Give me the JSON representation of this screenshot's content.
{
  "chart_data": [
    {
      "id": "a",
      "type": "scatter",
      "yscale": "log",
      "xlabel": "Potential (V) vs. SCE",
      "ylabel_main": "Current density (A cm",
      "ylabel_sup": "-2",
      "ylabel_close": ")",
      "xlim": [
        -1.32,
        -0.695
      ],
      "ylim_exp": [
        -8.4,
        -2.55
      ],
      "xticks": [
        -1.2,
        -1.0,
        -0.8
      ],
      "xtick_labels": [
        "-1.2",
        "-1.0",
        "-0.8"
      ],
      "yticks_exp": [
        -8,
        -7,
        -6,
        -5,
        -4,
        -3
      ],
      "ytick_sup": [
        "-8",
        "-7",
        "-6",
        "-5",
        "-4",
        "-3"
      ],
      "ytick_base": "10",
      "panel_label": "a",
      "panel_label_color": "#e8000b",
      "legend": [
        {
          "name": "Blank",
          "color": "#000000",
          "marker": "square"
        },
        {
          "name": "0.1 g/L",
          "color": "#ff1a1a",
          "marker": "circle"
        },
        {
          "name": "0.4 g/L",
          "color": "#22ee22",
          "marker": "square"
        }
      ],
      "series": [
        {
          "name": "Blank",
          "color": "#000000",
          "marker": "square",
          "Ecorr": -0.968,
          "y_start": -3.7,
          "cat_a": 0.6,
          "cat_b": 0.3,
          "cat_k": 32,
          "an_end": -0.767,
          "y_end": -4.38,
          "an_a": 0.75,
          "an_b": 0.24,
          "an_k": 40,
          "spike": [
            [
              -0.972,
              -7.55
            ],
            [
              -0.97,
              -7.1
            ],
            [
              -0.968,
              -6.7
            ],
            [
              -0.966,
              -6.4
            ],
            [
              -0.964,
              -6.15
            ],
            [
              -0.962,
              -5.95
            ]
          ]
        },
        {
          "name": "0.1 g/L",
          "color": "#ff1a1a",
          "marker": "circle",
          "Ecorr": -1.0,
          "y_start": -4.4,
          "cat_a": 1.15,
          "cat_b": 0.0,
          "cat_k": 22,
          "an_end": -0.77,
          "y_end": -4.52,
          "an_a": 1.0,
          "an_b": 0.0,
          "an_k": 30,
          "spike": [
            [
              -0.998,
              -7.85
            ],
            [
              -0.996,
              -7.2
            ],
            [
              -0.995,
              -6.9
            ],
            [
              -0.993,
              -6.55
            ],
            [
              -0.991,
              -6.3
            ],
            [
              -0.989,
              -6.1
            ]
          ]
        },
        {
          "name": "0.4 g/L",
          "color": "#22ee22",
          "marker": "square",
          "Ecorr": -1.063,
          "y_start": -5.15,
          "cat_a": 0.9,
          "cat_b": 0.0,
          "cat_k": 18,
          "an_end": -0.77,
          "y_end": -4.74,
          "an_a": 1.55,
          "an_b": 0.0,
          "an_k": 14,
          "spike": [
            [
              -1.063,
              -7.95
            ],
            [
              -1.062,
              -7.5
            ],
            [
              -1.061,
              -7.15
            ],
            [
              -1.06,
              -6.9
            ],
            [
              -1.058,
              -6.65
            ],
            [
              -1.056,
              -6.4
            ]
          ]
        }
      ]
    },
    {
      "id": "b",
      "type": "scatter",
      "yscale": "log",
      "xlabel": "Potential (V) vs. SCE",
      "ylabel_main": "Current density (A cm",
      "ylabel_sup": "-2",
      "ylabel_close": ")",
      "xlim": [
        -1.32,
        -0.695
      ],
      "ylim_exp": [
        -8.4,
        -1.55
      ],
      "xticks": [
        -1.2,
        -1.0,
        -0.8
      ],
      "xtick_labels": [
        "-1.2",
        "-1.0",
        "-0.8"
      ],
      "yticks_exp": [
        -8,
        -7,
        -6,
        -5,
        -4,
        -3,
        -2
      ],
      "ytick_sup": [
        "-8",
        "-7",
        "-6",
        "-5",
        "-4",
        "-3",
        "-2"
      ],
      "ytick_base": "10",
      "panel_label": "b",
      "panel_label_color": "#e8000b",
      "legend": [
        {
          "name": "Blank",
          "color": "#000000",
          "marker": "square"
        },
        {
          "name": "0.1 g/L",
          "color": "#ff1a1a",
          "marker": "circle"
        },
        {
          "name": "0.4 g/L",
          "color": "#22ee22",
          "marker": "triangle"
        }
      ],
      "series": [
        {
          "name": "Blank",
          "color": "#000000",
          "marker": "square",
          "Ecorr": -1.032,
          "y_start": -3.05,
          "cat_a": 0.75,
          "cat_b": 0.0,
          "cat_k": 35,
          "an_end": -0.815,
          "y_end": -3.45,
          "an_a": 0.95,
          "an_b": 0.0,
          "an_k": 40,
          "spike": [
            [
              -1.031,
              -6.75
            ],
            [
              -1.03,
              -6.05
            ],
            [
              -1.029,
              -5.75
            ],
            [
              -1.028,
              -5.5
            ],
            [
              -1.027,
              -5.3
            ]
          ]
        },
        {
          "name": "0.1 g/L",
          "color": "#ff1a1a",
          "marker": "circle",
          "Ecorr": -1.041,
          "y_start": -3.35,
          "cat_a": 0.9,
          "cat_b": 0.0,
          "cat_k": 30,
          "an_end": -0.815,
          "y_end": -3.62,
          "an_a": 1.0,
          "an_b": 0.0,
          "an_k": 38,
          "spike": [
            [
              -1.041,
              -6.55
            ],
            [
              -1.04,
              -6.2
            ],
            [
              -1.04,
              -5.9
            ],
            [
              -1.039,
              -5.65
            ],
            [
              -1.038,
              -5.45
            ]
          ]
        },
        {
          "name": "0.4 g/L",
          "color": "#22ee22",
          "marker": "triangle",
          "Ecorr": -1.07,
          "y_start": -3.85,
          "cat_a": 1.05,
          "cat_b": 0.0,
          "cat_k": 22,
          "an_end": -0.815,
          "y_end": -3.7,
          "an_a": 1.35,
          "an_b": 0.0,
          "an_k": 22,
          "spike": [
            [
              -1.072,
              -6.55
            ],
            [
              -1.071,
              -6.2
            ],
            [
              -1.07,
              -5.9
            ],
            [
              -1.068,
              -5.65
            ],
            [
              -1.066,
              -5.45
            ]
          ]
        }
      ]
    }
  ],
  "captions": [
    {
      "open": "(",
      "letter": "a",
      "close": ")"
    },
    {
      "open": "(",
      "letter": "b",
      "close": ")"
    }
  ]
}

##########

▸ Task description: Please reproduce the entire listing, exactly as shown.

▸ Reply:
Give me the JSON representation of this screenshot's content.
{
  "chart_data": [
    {
      "id": "a",
      "type": "scatter",
      "yscale": "log",
      "xlabel": "Potential (V) vs. SCE",
      "ylabel_main": "Current density (A cm",
      "ylabel_sup": "-2",
      "ylabel_close": ")",
      "xlim": [
        -1.32,
        -0.695
      ],
      "ylim_exp": [
        -8.4,
        -2.55
      ],
      "xticks": [
        -1.2,
        -1.0,
        -0.8
      ],
      "xtick_labels": [
        "-1.2",
        "-1.0",
        "-0.8"
      ],
      "yticks_exp": [
        -8,
        -7,
        -6,
        -5,
        -4,
        -3
      ],
      "ytick_sup": [
        "-8",
        "-7",
        "-6",
        "-5",
        "-4",
        "-3"
      ],
      "ytick_base": "10",
      "panel_label": "a",
      "panel_label_color": "#e8000b",
      "legend": [
        {
          "name": "Blank",
          "color": "#000000",
          "marker": "square"
        },
        {
          "name": "0.1 g/L",
          "color": "#ff1a1a",
          "marker": "circle"
        },
        {
          "name": "0.4 g/L",
          "color": "#22ee22",
          "marker": "square"
        }
      ],
      "series": [
        {
          "name": "Blank",
          "color": "#000000",
          "marker": "square",
          "Ecorr": -0.968,
          "y_start": -3.7,
          "cat_a": 0.6,
          "cat_b": 0.3,
          "cat_k": 32,
          "an_end": -0.767,
          "y_end": -4.38,
          "an_a": 0.75,
          "an_b": 0.24,
          "an_k": 40,
          "spike": [
            [
              -0.972,
              -7.55
            ],
            [
              -0.97,
              -7.1
            ],
            [
              -0.968,
              -6.7
            ],
            [
              -0.966,
              -6.4
            ],
            [
              -0.964,
              -6.15
            ],
            [
              -0.962,
              -5.95
            ]
          ]
        },
        {
          "name": "0.1 g/L",
          "color": "#ff1a1a",
          "marker": "circle",
          "Ecorr": -1.0,
          "y_start": -4.4,
          "cat_a": 1.15,
          "cat_b": 0.0,
          "cat_k": 22,
          "an_end": -0.77,
          "y_end": -4.52,
          "an_a": 1.0,
          "an_b": 0.0,
          "an_k": 30,
          "spike": [
            [
              -0.998,
              -7.85
            ],
            [
              -0.996,
              -7.2
            ],
            [
              -0.995,
              -6.9
            ],
            [
              -0.993,
              -6.55
            ],
            [
              -0.991,
              -6.3
            ],
            [
              -0.989,
              -6.1
            ]
          ]
        },
        {
          "name": "0.4 g/L",
          "color": "#22ee22",
          "marker": "square",
          "Ecorr": -1.063,
          "y_start": -5.15,
          "cat_a": 0.9,
          "cat_b": 0.0,
          "cat_k": 18,
          "an_end": -0.77,
          "y_end": -4.74,
          "an_a": 1.55,
          "an_b": 0.0,
          "an_k": 14,
          "spike": [
            [
              -1.063,
              -7.95
            ],
            [
              -1.062,
              -7.5
            ],
            [
              -1.061,
              -7.15
            ],
            [
              -1.06,
              -6.9
            ],
            [
              -1.058,
              -6.65
            ],
            [
              -1.056,
              -6.4
            ]
          ]
        }
      ]
    },
    {
      "id": "b",
      "type": "scatter",
      "yscale": "log",
      "xlabel": "Potential (V) vs. SCE",
      "ylabel_main": "Current density (A cm",
      "ylabel_sup": "-2",
      "ylabel_close": ")",
      "xlim": [
        -1.32,
        -0.695
      ],
      "ylim_exp": [
        -8.4,
        -1.55
      ],
      "xticks": [
        -1.2,
        -1.0,
        -0.8
      ],
      "xtick_labels": [
        "-1.2",
        "-1.0",
        "-0.8"
      ],
      "yticks_exp": [
        -8,
        -7,
        -6,
        -5,
        -4,
        -3,
        -2
      ],
      "ytick_sup": [
        "-8",
        "-7",
        "-6",
        "-5",
        "-4",
        "-3",
        "-2"
      ],
      "ytick_base": "10",
      "panel_label": "b",
      "panel_label_color": "#e8000b",
      "legend": [
        {
          "name": "Blank",
          "color": "#000000",
          "marker": "square"
        },
        {
          "name": "0.1 g/L",
          "color": "#ff1a1a",
          "marker": "circle"
        },
        {
          "name": "0.4 g/L",
          "color": "#22ee22",
          "marker": "triangle"
        }
      ],
      "series": [
        {
          "name": "Blank",
          "color": "#000000",
          "marker": "square",
          "Ecorr": -1.032,
          "y_start": -3.05,
          "cat_a": 0.75,
          "cat_b": 0.0,
          "cat_k": 35,
          "an_end": -0.815,
          "y_end": -3.45,
          "an_a": 0.95,
          "an_b": 0.0,
          "an_k": 40,
          "spike": [
            [
              -1.031,
              -6.75
            ],
            [
              -1.03,
              -6.05
            ],
            [
              -1.029,
              -5.75
            ],
            [
              -1.028,
              -5.5
            ],
            [
              -1.027,
              -5.3
            ]
          ]
        },
        {
          "name": "0.1 g/L",
          "color": "#ff1a1a",
          "marker": "circle",
          "Ecorr": -1.041,
          "y_start": -3.35,
          "cat_a": 0.9,
          "cat_b": 0.0,
          "cat_k": 30,
          "an_end": -0.815,
          "y_end": -3.62,
          "an_a": 1.0,
          "an_b": 0.0,
          "an_k": 38,
          "spike": [
            [
              -1.041,
              -6.55
            ],
            [
              -1.04,
              -6.2
            ],
            [
              -1.04,
              -5.9
            ],
            [
              -1.039,
              -5.65
            ],
            [
              -1.038,
              -5.45
            ]
          ]
        },
        {
          "name": "0.4 g/L",
          "color": "#22ee22",
          "marker": "triangle",
          "Ecorr": -1.07,
          "y_start": -3.85,
          "cat_a": 1.05,
          "cat_b": 0.0,
          "cat_k": 22,
          "an_end": -0.815,
          "y_end": -3.7,
          "an_a": 1.35,
          "an_b": 0.0,
          "an_k": 22,
          "spike": [
            [
              -1.072,
              -6.55
            ],
            [
              -1.071,
              -6.2
            ],
            [
              -1.07,
              -5.9
            ],
            [
              -1.068,
              -5.65
            ],
            [
              -1.066,
              -5.45
            ]
          ]
        }
      ]
    }
  ],
  "captions": [
    {
      "open": "(",
      "letter": "a",
      "close": ")"
    },
    {
      "open": "(",
      "letter": "b",
      "close": ")"
    }
  ]
}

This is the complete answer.